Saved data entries
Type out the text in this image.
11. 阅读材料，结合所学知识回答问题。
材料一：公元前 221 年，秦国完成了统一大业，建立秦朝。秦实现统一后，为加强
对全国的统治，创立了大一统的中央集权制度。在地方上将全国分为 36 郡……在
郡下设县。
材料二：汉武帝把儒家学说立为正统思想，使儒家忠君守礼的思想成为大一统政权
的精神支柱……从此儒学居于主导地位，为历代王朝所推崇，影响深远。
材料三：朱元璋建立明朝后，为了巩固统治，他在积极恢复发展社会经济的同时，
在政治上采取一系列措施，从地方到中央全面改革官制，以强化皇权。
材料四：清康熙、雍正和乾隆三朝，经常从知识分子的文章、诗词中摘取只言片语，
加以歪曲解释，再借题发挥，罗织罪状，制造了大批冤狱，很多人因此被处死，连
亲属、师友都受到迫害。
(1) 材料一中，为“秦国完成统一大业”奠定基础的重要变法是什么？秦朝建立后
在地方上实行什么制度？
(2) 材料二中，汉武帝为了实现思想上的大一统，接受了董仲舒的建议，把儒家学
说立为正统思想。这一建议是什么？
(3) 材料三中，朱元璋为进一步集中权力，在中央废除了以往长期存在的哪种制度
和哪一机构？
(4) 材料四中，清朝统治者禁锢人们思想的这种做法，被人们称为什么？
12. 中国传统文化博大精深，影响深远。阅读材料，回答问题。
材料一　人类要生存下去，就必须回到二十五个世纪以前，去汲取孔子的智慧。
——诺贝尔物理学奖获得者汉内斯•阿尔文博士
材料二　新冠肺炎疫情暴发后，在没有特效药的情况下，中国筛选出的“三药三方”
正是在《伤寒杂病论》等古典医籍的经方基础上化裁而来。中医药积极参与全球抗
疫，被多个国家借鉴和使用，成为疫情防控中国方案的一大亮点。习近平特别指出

## Directive:
Give only the count of lines in the data that include the string "影响深远".

## Reply to the exercise:
2